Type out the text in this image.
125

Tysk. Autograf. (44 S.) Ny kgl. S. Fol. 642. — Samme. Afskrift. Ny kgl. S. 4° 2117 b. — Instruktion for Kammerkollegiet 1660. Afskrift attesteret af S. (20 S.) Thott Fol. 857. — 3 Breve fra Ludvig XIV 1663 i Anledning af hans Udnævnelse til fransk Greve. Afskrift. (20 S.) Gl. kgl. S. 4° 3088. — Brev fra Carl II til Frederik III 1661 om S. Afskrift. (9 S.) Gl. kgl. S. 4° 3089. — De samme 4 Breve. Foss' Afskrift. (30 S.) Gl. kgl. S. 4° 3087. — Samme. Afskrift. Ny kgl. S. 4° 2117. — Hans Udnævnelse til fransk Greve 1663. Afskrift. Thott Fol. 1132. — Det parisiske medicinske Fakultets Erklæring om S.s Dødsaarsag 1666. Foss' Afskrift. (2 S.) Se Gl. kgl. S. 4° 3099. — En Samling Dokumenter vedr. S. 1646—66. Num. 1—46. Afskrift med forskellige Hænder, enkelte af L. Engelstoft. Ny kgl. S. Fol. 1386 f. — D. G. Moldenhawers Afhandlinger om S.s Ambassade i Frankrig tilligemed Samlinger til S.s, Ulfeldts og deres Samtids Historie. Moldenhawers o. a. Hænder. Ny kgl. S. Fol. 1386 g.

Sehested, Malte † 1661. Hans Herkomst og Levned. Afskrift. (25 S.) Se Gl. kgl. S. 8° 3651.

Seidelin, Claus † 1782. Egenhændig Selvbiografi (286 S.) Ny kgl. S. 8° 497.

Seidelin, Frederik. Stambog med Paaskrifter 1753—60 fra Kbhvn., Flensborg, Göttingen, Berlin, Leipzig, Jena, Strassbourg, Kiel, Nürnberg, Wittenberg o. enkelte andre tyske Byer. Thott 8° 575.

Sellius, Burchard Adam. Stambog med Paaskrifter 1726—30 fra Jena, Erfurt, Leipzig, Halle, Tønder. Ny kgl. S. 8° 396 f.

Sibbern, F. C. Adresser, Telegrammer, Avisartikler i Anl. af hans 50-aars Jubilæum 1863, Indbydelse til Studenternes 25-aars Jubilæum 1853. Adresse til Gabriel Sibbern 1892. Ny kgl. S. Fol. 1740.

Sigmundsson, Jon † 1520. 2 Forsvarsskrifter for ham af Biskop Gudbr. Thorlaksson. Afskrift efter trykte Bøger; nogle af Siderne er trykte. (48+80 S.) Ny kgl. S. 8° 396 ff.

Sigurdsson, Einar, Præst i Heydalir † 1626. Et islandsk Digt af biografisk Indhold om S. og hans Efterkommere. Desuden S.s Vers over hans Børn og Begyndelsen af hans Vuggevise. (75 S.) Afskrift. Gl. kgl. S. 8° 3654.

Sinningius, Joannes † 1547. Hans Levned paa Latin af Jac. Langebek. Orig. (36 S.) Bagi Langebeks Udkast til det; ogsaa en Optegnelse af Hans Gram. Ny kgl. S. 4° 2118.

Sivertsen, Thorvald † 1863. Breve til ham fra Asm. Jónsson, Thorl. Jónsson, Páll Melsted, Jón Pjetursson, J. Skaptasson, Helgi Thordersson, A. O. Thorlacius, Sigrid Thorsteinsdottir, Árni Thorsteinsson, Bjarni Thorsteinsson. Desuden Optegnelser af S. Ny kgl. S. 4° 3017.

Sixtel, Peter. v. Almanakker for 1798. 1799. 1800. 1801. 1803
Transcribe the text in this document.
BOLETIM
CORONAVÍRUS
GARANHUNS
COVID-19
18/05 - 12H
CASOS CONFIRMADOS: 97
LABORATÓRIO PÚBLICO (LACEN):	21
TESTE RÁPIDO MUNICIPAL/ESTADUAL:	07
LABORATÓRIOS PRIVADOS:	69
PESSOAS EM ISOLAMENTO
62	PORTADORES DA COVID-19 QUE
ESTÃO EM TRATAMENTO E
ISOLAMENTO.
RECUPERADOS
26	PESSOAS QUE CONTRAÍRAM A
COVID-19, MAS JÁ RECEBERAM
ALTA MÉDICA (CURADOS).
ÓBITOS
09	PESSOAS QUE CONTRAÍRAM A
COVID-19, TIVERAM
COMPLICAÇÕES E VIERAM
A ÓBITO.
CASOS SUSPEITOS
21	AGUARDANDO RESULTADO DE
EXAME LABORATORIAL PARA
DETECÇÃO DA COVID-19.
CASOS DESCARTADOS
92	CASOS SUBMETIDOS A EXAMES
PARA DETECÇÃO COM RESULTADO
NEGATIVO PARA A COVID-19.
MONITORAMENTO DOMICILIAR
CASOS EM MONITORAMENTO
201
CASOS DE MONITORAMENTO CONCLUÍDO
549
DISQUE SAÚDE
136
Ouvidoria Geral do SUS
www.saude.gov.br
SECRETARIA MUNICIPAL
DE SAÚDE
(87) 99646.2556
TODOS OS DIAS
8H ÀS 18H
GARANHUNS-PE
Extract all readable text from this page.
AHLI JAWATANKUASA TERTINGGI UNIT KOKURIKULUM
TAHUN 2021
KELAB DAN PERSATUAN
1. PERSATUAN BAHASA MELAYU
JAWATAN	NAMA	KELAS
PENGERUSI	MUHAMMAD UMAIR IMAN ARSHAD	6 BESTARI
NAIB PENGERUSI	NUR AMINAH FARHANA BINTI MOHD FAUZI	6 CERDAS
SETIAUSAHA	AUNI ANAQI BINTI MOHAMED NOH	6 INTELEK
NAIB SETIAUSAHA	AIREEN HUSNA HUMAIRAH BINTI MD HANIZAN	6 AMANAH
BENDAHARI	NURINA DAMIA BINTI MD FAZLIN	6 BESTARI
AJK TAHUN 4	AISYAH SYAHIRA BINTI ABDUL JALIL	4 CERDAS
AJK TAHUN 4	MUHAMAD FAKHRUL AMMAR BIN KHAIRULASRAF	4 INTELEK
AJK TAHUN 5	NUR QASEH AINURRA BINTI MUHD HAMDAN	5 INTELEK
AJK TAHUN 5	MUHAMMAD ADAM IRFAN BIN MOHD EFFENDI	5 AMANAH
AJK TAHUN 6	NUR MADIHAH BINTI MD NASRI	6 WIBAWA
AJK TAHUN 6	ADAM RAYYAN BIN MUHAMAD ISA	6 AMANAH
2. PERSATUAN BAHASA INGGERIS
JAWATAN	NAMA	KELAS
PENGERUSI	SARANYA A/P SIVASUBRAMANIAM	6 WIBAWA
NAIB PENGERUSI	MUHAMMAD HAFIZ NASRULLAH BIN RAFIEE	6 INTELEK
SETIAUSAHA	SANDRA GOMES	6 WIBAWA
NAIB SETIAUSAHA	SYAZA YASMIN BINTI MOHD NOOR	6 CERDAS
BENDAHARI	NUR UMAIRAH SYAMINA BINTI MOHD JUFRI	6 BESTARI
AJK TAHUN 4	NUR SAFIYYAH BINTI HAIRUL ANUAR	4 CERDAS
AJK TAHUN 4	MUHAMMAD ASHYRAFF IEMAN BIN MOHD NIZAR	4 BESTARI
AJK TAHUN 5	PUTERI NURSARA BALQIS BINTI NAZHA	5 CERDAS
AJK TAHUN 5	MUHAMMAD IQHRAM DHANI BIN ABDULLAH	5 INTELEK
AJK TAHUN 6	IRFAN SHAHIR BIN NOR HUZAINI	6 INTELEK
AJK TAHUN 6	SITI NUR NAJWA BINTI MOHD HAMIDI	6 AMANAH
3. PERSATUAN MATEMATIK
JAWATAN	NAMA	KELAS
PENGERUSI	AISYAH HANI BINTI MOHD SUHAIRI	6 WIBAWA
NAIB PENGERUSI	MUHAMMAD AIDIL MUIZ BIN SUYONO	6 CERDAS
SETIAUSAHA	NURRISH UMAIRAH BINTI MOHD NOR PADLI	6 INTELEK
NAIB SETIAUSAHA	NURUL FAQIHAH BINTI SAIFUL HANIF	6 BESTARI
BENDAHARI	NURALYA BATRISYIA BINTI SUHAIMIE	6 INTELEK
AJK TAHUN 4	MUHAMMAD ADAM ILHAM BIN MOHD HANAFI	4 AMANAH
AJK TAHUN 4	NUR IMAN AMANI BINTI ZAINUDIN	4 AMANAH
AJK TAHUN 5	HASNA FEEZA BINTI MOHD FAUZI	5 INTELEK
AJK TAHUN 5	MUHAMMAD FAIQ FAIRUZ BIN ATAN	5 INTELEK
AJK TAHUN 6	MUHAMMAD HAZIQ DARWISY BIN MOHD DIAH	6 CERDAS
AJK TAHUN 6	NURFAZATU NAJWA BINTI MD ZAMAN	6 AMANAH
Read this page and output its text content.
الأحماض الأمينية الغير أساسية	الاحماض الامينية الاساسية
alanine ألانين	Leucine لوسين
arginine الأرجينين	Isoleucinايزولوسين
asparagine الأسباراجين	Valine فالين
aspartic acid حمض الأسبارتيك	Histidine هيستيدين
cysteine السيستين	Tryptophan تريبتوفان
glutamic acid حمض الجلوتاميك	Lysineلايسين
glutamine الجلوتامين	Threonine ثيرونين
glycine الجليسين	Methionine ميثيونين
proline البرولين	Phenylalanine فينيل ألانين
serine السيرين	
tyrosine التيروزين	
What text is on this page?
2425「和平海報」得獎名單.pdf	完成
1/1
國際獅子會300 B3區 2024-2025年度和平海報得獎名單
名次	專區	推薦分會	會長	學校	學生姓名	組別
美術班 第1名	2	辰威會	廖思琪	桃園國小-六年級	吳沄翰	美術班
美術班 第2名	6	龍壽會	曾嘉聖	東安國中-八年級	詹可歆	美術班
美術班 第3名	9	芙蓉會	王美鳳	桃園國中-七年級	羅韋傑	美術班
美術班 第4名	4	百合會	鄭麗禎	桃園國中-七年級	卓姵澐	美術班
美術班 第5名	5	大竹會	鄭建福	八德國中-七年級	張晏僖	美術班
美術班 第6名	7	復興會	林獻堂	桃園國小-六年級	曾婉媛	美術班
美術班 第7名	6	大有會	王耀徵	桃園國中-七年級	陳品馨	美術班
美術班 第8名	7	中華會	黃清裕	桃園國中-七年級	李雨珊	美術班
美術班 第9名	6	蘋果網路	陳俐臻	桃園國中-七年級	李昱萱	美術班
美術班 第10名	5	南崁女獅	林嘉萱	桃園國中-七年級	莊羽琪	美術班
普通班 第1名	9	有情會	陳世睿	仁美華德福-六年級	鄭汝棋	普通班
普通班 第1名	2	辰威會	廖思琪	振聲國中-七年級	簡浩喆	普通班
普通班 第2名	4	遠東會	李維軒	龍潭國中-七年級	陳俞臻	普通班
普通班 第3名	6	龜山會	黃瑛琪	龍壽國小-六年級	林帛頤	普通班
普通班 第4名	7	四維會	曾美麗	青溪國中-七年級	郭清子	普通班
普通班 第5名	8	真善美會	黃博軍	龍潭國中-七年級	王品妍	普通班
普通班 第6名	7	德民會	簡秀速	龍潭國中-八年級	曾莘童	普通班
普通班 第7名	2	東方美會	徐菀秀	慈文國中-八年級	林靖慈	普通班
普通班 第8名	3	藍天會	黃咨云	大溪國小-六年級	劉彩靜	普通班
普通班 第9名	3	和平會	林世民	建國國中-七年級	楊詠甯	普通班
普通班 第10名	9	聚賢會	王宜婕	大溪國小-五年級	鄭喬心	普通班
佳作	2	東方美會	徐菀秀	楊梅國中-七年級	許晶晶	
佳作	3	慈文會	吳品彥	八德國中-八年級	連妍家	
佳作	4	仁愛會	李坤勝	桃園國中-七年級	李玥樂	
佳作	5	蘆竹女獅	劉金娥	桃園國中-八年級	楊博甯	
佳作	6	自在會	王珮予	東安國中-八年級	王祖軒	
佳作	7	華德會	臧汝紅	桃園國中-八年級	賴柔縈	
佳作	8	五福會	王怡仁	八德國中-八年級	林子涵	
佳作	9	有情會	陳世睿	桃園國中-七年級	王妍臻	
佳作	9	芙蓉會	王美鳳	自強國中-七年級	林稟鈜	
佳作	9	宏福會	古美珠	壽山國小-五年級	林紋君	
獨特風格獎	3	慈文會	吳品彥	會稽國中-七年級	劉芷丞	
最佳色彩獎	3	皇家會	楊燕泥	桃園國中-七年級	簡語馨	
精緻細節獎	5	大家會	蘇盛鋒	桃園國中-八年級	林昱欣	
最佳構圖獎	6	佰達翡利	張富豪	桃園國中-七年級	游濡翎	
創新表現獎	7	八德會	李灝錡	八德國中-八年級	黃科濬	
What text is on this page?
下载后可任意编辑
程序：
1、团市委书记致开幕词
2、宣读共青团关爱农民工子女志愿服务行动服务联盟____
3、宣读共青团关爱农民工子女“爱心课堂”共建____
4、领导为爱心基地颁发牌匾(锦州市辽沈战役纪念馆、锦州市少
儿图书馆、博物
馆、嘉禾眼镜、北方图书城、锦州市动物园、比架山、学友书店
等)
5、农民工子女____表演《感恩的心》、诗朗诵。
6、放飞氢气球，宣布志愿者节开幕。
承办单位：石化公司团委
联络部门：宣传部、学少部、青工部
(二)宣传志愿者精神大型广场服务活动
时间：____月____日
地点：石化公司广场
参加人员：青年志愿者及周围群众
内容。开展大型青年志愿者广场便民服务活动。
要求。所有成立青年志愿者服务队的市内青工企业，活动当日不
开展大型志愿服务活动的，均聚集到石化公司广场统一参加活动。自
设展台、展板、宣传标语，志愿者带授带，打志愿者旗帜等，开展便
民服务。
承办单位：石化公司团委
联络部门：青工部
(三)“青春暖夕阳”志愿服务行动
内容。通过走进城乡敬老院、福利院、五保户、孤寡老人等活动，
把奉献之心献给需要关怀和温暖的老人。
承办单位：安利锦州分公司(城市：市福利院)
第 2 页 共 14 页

##########

Exercise.
Which lines contain "MOHD"? Show each of them.

Response to this task.
NAIB PENGERUSI	NUR AMINAH FARHANA BINTI MOHD FAUZI	6 CERDAS
AJK TAHUN 5	MUHAMMAD ADAM IRFAN BIN MOHD EFFENDI	5 AMANAH
NAIB SETIAUSAHA	SYAZA YASMIN BINTI MOHD NOOR	6 CERDAS
BENDAHARI	NUR UMAIRAH SYAMINA BINTI MOHD JUFRI	6 BESTARI
AJK TAHUN 4	MUHAMMAD ASHYRAFF IEMAN BIN MOHD NIZAR	4 BESTARI
AJK TAHUN 6	SITI NUR NAJWA BINTI MOHD HAMIDI	6 AMANAH
PENGERUSI	AISYAH HANI BINTI MOHD SUHAIRI	6 WIBAWA
SETIAUSAHA	NURRISH UMAIRAH BINTI MOHD NOR PADLI	6 INTELEK
AJK TAHUN 4	MUHAMMAD ADAM ILHAM BIN MOHD HANAFI	4 AMANAH
AJK TAHUN 5	HASNA FEEZA BINTI MOHD FAUZI	5 INTELEK
AJK TAHUN 6	MUHAMMAD HAZIQ DARWISY BIN MOHD DIAH	6 CERDAS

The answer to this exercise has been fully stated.